Selected excerpt START

Critical Evaluation
Last Updated on May 8, 2015, by eNotes Editorial. Word Count: 970
Stanisaw Lem’s Solaris is science fiction in the purest possible sense, constituting an elaborate thought experiment in which imaginary science is employed to address fundamental questions of epistemology and human psychology in a disciplined fashion. Solaris is simultaneously preoccupied with the limits of humans’ quest to understand the world in which they find themselves and the limits of their understanding. The ocean of Solaris is a hypothetical test case, bringing both these issues—and the bridge that inevitably connects them—into a dramatic focus that makes up in urgency and ambition what it lacks in clarity and conclusiveness. The English text of Solaris is two steps removed from the original, having been translated from the French rather than the original Polish, but it is unlikely that much has been lost, and there is a sense that the serial metamorphoses involved are appropriate to the substance of the plot.

Selected excerpt END
Given entries START

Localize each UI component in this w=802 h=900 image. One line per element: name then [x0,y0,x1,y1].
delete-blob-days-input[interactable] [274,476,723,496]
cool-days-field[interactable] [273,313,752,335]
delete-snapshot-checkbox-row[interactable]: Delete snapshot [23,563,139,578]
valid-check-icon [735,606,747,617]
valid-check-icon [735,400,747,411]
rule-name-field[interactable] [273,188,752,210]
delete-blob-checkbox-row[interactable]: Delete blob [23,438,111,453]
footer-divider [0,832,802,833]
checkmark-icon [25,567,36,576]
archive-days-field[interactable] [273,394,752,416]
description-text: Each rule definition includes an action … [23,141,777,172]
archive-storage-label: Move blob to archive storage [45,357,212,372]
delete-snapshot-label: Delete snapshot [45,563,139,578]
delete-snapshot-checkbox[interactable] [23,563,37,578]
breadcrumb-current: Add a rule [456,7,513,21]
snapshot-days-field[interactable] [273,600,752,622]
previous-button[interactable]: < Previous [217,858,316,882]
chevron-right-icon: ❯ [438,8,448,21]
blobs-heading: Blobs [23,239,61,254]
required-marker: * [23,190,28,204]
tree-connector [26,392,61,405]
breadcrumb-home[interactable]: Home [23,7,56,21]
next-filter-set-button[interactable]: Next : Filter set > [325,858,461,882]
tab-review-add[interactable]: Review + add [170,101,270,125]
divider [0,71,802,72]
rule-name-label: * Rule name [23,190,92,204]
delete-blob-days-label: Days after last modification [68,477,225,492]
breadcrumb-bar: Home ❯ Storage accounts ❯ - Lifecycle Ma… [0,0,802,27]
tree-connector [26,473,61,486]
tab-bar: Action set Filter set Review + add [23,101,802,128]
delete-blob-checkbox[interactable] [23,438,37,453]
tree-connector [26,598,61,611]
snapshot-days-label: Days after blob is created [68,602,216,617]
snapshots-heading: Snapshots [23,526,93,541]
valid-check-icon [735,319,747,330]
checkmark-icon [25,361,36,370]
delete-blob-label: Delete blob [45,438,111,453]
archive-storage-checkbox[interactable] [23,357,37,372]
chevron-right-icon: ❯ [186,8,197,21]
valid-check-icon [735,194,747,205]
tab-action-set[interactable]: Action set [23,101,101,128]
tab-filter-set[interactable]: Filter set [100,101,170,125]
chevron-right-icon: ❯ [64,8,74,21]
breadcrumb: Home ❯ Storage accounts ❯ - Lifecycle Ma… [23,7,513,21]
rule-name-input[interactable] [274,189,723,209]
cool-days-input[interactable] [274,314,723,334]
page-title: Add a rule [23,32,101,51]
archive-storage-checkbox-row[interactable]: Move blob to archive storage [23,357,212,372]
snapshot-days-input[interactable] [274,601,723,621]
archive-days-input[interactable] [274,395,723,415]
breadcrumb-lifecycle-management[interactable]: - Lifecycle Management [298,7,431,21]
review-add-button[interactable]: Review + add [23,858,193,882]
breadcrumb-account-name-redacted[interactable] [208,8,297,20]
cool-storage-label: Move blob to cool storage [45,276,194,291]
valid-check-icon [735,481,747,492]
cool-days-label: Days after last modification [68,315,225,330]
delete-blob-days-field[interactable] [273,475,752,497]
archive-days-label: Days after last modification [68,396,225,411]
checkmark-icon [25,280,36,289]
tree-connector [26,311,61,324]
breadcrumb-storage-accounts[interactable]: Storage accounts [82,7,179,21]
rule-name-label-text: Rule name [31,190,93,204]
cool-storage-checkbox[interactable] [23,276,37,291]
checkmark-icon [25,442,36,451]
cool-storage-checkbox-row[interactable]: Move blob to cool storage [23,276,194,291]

Given entries END

> Assigned task 1
In the critical evaluation of Solaris, from which language was the English text translated?
> Assigned task 2
Extend the critical evaluation of Solaris with a further paragraph that picks up right after its final sentence.

> Task output 1
French, not the original Polish.

> Task output 2
The elaborate technical discourse employed to describe the peculiar behavior of the ocean of Solaris and the makeup of the phi-beings is itself a simulacrum, since most of its terms are imaginary and those borrowed from physics or biology are employed metaphorically. There is much more, however, in the discourse than mere jargon. The form is more important than the content, because the issue at stake is how people accumulate knowledge and how they test the accuracy of their conclusions. The physics may be fake, but its method is not, and Solaris is primarily concerned with the methods people employ in science and in their personal lives, and the problematic relationships between science and personal lives.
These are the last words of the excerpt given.